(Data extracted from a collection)
+ + +
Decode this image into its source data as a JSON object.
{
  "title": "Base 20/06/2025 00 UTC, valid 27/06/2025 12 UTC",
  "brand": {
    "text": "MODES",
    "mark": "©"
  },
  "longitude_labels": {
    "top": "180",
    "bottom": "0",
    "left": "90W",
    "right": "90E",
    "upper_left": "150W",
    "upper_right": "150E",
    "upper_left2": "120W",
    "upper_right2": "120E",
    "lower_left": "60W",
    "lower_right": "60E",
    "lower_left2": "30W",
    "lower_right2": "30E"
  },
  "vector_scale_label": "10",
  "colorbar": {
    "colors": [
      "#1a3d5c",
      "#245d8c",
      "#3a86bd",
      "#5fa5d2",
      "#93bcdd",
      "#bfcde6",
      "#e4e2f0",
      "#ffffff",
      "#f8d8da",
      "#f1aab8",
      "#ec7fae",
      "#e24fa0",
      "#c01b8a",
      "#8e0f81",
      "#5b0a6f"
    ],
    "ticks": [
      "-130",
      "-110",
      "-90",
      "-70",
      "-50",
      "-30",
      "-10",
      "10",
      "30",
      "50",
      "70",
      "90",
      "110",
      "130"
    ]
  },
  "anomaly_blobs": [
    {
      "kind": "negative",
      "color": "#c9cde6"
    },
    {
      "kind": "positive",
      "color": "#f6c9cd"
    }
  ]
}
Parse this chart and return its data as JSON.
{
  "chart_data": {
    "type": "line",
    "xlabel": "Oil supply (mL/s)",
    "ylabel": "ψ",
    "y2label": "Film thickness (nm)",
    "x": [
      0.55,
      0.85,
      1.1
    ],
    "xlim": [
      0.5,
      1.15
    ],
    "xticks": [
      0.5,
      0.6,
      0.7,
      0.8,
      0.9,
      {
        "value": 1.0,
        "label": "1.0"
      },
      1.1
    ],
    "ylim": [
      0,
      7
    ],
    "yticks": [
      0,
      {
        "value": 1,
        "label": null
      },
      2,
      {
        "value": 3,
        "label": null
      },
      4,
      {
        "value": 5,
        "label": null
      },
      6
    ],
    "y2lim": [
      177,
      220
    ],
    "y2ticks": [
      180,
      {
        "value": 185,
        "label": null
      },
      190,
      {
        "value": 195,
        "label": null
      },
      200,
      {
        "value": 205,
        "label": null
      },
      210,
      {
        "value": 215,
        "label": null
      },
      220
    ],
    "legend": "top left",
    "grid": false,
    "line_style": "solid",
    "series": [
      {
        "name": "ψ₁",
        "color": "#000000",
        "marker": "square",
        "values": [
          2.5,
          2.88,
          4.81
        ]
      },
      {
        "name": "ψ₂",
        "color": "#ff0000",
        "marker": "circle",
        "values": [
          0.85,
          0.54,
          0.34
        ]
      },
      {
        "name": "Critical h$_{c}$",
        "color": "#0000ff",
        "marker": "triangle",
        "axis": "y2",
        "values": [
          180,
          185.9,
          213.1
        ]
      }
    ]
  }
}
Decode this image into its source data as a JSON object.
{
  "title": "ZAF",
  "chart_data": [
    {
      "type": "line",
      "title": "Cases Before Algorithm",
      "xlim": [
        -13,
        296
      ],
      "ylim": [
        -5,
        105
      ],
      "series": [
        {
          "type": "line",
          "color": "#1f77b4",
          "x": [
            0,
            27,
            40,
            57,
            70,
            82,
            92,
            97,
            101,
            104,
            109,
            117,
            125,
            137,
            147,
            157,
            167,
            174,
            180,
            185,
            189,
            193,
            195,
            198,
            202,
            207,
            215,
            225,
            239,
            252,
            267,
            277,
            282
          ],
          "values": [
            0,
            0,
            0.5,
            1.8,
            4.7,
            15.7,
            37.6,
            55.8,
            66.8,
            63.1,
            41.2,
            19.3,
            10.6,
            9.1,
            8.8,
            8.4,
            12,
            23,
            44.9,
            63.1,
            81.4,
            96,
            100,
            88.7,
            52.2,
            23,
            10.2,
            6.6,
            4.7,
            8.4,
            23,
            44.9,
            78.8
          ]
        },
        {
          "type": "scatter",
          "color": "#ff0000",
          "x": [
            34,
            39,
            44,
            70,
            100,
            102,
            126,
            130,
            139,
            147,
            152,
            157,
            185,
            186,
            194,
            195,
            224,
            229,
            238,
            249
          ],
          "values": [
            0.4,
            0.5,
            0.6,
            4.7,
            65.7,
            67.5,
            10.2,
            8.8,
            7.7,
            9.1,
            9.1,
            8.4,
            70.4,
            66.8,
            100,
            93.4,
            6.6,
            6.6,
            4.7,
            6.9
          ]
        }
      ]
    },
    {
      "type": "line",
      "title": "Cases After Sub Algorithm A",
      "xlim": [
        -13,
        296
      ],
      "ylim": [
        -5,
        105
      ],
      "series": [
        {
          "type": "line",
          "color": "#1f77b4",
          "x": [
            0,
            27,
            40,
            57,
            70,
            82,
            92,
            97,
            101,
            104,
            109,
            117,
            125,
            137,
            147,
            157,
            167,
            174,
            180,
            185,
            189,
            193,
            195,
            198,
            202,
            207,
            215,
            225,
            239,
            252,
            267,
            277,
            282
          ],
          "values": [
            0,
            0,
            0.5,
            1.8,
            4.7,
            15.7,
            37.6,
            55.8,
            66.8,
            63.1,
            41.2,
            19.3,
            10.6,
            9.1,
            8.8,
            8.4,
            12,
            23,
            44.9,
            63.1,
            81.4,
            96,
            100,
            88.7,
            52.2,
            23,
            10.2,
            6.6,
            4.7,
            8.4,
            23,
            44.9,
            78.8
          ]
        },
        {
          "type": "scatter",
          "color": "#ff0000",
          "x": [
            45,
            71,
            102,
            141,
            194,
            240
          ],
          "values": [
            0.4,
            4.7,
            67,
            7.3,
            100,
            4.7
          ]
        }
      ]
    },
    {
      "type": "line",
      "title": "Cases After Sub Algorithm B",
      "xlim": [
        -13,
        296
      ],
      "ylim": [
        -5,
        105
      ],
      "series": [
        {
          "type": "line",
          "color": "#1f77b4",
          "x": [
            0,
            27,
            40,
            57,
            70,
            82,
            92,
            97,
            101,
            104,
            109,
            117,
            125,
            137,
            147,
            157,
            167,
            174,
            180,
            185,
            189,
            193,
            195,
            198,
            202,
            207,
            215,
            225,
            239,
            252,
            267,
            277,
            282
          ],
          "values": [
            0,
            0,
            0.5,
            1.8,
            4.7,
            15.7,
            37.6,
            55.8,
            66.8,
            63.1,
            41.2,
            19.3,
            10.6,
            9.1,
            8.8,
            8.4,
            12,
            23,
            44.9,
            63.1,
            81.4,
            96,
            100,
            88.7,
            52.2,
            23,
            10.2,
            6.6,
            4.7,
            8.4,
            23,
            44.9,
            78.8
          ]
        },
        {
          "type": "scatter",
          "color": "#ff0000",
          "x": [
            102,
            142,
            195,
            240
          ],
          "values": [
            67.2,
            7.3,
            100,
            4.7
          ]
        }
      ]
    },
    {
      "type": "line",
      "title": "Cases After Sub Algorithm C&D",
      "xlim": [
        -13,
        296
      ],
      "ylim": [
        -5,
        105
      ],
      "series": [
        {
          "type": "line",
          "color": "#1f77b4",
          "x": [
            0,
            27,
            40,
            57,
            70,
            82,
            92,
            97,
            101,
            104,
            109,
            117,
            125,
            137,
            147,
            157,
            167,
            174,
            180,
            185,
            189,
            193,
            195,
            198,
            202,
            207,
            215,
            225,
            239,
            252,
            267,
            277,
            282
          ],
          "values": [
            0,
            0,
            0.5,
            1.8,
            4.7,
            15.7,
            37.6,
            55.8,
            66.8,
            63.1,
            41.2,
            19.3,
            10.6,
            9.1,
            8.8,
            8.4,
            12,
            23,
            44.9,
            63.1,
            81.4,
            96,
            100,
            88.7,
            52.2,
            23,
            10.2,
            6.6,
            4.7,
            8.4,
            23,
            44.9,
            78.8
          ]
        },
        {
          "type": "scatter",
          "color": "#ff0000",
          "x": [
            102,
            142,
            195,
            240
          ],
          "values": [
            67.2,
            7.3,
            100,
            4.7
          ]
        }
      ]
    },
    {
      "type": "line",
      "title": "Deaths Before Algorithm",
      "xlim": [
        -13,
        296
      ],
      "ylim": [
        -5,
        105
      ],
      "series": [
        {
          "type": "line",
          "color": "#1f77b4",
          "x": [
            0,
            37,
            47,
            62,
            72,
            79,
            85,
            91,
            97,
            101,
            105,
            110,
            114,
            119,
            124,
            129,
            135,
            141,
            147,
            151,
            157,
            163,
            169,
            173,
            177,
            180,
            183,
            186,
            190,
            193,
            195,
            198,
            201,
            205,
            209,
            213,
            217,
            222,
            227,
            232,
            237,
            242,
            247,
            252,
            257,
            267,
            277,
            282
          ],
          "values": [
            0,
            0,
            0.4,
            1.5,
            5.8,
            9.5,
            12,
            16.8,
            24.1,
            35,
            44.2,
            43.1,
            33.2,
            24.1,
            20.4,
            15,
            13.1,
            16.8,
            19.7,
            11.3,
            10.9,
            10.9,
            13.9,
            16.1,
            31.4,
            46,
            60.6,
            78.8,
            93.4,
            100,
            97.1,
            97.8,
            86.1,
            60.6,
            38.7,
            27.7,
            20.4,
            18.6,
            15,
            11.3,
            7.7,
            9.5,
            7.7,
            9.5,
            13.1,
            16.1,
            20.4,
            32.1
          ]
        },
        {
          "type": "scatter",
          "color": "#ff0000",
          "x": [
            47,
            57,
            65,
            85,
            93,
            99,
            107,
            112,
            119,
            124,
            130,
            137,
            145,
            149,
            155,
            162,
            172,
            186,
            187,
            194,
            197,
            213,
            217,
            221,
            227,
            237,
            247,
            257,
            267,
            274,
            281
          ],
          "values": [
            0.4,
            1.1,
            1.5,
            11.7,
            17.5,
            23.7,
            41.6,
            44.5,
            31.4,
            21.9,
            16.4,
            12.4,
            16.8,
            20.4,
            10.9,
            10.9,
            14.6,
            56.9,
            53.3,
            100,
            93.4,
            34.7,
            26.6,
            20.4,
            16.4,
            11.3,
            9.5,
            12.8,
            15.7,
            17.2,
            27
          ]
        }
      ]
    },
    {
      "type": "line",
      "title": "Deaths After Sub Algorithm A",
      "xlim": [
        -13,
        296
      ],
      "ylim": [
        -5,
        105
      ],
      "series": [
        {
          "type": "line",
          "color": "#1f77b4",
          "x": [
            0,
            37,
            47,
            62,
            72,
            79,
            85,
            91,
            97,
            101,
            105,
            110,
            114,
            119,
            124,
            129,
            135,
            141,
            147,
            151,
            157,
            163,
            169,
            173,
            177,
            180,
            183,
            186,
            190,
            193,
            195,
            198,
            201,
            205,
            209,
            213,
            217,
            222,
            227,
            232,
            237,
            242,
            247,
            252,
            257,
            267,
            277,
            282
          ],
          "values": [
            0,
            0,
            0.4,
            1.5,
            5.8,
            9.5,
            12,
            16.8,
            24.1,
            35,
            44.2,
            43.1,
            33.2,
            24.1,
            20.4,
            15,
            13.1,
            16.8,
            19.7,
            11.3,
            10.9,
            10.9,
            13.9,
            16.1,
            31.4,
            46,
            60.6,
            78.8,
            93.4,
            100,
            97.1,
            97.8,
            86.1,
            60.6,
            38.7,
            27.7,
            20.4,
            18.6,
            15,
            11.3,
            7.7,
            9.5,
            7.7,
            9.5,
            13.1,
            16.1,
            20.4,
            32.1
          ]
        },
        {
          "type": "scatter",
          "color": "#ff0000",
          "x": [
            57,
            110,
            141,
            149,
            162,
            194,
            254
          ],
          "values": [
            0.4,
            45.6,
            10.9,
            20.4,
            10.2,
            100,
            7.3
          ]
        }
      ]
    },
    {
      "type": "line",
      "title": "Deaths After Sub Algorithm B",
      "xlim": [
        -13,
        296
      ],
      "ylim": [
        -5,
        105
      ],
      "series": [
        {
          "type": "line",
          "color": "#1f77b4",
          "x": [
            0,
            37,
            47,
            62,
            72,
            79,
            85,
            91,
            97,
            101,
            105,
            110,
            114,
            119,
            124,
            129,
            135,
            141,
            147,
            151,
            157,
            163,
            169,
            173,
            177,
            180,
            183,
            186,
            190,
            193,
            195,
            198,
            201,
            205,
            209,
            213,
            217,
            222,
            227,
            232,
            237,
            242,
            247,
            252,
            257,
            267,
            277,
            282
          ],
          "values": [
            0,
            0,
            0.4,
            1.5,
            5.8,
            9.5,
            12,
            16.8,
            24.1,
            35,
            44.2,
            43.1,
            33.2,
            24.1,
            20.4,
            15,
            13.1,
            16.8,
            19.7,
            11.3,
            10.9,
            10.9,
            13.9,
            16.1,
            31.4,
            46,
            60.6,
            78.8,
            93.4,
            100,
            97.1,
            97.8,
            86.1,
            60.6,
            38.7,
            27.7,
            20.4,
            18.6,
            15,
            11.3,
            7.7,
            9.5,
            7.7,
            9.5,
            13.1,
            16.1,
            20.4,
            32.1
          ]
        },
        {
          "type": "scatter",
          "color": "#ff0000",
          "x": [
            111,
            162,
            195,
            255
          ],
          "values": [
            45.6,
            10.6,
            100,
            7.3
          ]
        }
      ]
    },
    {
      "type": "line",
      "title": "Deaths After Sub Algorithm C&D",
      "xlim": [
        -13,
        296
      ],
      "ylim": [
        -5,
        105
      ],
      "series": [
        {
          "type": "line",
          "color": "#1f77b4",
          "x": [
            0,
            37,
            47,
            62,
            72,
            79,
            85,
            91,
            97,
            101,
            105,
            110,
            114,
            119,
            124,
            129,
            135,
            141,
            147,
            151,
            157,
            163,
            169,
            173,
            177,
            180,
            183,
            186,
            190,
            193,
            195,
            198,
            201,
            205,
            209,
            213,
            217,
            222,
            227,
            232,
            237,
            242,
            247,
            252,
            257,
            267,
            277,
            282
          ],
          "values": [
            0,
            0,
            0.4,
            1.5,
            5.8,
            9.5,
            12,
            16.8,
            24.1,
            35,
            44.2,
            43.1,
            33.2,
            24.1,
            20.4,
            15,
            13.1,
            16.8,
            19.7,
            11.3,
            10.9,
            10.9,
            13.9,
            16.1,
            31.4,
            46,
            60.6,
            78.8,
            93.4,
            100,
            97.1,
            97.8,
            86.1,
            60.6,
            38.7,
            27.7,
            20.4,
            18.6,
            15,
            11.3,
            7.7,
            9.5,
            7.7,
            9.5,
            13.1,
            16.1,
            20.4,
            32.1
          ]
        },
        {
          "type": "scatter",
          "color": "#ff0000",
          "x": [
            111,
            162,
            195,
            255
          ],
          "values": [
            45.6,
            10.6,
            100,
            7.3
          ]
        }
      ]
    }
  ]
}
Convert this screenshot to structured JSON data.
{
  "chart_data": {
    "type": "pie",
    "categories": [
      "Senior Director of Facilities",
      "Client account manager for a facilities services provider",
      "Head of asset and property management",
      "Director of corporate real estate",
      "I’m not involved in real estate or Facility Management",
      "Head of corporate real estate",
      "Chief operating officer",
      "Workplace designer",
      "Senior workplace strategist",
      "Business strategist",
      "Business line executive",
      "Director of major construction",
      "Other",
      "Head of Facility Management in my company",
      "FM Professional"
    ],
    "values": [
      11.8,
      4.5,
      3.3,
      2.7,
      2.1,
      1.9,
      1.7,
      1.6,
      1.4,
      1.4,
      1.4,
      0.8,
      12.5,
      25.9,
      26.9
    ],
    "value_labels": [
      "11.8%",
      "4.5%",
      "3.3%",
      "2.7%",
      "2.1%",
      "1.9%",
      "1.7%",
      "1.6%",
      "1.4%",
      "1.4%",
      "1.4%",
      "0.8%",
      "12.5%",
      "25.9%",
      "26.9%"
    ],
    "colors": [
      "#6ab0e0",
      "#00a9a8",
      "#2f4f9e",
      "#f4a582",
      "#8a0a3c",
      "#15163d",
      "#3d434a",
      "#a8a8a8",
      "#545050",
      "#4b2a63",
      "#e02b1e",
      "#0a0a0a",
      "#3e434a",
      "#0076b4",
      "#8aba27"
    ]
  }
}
+ + +
*PROBLEM TO SOLVE*
Isolate the lines that hold the word "Facility" and copy all of them.

*FINAL ANSWER*
      "I’m not involved in real estate or Facility Management",
      "Head of Facility Management in my company",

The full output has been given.